Find the string "stETH" in the records. Copy every line it appears in.

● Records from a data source

◇ ◇ ◇ ◇ ◇

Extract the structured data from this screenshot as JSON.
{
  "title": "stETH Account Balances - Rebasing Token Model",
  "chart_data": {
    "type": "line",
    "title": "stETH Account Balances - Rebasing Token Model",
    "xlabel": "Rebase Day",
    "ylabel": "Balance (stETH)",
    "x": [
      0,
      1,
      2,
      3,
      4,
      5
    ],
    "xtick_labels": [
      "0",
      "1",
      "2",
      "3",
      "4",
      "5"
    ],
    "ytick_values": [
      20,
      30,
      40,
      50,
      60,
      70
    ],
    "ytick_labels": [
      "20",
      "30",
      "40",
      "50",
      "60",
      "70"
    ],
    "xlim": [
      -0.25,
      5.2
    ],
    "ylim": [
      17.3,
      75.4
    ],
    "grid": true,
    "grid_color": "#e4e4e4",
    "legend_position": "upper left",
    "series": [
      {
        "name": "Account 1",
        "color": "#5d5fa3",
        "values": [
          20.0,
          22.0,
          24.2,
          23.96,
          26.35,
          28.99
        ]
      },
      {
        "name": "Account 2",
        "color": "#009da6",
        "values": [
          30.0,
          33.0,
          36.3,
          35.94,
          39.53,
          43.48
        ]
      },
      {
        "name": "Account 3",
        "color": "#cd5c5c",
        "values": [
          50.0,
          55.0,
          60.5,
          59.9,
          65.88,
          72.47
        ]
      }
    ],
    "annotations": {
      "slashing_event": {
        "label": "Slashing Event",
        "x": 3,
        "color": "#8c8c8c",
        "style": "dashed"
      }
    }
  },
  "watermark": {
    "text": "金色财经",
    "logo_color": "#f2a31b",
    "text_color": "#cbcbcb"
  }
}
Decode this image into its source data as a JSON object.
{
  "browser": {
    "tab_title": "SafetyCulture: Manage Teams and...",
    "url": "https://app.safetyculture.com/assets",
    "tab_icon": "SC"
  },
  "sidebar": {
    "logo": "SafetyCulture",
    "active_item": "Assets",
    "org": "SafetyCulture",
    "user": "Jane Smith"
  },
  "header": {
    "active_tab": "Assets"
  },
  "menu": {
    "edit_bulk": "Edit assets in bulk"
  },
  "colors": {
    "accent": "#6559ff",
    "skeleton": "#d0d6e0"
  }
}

◇ ◇ ◇ ◇ ◇

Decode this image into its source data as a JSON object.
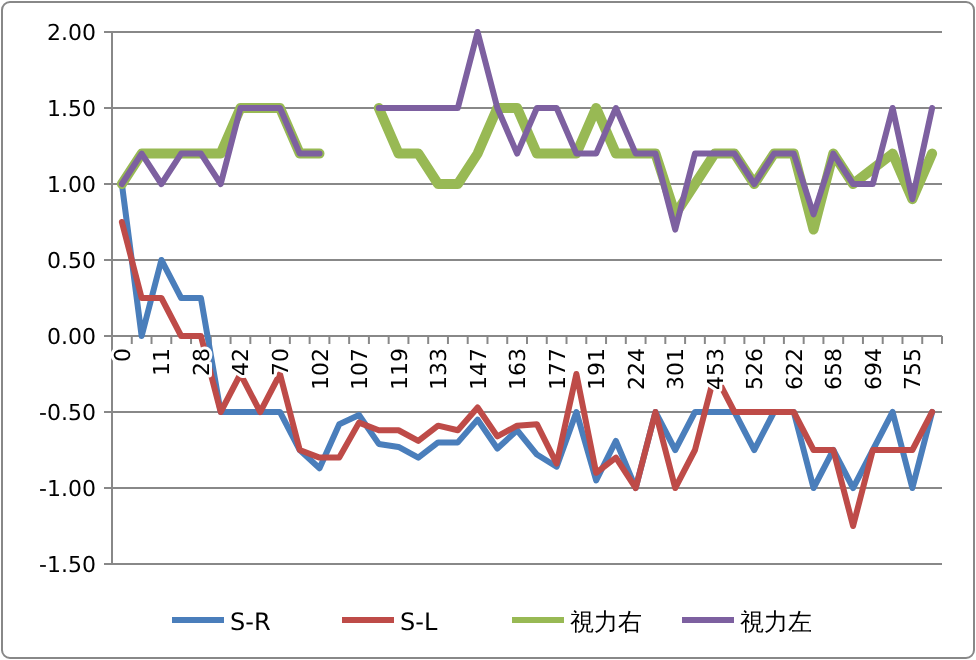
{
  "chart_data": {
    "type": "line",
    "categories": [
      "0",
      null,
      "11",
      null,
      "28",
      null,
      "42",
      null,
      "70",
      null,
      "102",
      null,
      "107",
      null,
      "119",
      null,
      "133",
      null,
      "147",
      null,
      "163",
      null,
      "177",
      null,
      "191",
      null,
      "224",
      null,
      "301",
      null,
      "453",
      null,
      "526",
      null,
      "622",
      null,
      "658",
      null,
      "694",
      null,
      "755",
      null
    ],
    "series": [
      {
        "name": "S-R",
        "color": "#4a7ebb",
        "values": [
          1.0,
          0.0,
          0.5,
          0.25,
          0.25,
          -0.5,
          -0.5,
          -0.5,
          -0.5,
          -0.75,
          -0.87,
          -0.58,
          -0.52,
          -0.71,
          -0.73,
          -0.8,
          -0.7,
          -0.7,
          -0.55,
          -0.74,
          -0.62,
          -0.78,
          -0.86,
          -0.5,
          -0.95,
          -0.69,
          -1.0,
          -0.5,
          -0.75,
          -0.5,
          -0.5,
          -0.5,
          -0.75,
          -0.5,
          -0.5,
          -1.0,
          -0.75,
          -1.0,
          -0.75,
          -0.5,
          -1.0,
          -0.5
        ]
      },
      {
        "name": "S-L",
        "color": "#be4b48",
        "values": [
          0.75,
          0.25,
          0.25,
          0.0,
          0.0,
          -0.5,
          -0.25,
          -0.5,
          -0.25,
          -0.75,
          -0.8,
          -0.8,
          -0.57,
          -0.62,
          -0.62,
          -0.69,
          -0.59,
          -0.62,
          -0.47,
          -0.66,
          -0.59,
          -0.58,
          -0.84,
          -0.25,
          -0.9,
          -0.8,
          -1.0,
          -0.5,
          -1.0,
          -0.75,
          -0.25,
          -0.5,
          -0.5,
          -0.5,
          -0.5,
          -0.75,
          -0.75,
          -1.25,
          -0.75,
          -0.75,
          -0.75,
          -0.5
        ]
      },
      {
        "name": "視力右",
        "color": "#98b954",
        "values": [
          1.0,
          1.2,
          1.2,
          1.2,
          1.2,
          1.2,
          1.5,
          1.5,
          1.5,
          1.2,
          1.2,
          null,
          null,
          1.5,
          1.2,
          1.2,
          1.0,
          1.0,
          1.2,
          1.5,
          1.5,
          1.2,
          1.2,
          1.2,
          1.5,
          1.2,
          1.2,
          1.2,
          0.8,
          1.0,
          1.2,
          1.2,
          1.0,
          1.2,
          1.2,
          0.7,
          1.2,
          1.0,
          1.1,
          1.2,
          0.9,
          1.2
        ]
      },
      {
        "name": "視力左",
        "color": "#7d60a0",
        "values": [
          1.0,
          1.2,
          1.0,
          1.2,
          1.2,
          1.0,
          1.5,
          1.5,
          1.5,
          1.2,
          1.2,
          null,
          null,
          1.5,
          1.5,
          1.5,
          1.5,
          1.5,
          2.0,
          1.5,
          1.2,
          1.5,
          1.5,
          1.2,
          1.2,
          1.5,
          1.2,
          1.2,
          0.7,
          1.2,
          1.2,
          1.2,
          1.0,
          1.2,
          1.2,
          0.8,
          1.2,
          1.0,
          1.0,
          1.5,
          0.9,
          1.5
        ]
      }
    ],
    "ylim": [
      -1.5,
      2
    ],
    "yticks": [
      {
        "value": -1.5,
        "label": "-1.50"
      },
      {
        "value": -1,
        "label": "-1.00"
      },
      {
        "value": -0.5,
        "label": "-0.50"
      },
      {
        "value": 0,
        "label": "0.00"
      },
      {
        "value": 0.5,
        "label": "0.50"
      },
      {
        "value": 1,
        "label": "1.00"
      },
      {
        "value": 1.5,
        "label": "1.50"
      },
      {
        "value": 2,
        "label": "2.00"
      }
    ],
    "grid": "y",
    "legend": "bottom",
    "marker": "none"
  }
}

◇ ◇ ◇ ◇ ◇

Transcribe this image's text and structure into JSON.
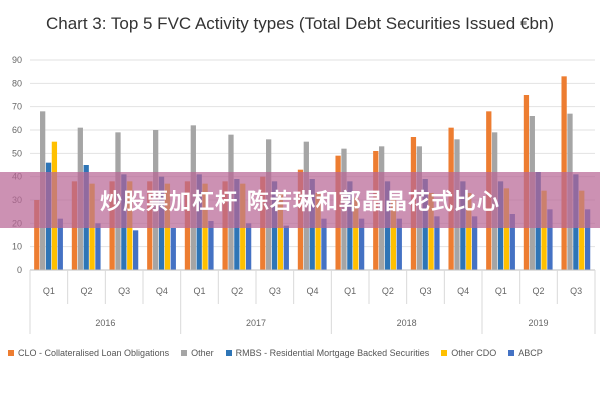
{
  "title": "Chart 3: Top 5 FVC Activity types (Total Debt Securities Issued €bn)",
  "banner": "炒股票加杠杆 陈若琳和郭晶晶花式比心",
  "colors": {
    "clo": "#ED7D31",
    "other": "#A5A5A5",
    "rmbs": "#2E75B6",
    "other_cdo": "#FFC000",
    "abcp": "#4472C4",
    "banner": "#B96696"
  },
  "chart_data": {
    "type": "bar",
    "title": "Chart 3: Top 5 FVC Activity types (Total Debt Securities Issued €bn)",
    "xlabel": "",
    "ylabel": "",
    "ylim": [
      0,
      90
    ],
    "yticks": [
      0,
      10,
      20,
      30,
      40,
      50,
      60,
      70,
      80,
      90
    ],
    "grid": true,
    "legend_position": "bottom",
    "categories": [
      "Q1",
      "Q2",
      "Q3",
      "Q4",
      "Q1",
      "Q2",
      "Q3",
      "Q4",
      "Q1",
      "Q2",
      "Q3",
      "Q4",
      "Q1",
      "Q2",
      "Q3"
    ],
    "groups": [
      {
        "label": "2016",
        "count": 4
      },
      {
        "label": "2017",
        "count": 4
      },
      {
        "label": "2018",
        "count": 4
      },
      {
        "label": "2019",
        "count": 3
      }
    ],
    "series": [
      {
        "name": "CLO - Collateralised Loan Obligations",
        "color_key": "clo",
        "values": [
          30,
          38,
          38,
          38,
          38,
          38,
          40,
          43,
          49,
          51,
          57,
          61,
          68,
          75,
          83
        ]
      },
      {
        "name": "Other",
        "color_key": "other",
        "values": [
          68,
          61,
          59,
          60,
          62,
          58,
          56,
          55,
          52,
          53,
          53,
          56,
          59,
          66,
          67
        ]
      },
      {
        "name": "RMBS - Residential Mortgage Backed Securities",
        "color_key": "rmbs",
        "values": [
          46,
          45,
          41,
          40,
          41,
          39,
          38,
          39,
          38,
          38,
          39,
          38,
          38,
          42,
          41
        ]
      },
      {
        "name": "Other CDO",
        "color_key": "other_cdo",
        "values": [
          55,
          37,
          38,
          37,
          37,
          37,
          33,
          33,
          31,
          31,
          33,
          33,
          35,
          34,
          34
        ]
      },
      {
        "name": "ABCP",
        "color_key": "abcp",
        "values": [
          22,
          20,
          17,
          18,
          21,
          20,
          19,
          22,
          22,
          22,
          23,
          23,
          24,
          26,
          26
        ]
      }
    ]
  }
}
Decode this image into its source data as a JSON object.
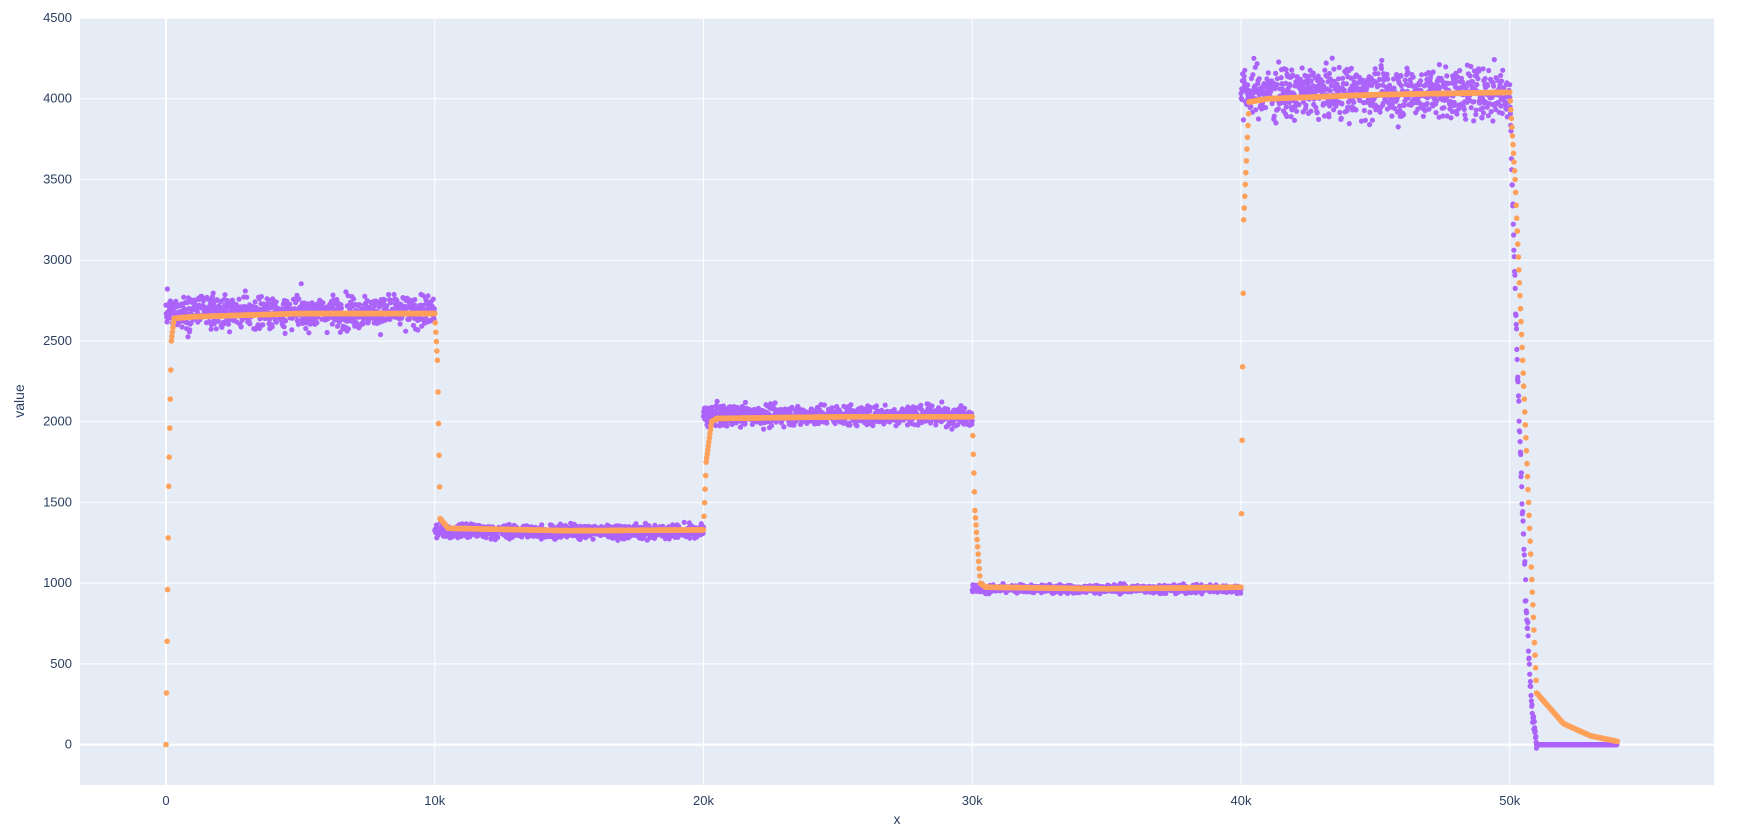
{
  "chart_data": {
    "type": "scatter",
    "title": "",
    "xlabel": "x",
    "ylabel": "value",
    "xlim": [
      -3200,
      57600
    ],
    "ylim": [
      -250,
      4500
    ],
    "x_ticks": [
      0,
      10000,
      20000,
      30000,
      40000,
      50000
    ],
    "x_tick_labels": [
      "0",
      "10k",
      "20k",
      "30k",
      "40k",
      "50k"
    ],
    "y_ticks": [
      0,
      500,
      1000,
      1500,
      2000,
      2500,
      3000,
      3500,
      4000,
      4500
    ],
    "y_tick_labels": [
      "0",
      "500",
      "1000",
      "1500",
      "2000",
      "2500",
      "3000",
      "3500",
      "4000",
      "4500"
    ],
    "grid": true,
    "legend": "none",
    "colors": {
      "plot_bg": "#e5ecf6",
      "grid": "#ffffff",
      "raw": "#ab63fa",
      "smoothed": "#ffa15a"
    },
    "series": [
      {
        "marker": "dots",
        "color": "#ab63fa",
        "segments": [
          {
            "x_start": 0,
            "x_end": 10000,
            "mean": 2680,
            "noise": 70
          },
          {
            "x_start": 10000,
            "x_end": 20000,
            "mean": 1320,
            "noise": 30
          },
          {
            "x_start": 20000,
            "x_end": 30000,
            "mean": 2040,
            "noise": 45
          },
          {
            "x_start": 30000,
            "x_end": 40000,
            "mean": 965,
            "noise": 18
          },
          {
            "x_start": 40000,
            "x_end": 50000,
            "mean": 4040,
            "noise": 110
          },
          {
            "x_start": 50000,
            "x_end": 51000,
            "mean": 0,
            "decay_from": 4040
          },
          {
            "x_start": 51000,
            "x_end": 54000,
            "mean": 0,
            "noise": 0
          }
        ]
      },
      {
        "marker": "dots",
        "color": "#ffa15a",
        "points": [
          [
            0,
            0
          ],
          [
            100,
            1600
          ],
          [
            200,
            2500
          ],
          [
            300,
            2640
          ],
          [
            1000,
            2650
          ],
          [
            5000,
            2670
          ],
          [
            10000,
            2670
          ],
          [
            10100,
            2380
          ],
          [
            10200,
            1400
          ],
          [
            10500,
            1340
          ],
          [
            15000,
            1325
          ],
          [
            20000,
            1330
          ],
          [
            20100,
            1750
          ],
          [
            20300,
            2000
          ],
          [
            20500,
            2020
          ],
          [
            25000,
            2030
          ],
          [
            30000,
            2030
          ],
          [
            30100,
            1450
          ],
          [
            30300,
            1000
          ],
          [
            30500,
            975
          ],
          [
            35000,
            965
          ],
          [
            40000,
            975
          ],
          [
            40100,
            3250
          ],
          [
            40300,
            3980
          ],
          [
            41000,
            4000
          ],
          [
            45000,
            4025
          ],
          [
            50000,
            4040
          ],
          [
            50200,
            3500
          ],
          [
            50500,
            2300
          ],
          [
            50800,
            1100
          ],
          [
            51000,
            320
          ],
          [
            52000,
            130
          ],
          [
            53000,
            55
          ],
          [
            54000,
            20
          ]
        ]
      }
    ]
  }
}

◇ ◇ ◇ ◇ ◇

● FINISHED ANSWER
  "title": "stETH Account Balances - Rebasing Token Model",
    "title": "stETH Account Balances - Rebasing Token Model",
    "ylabel": "Balance (stETH)",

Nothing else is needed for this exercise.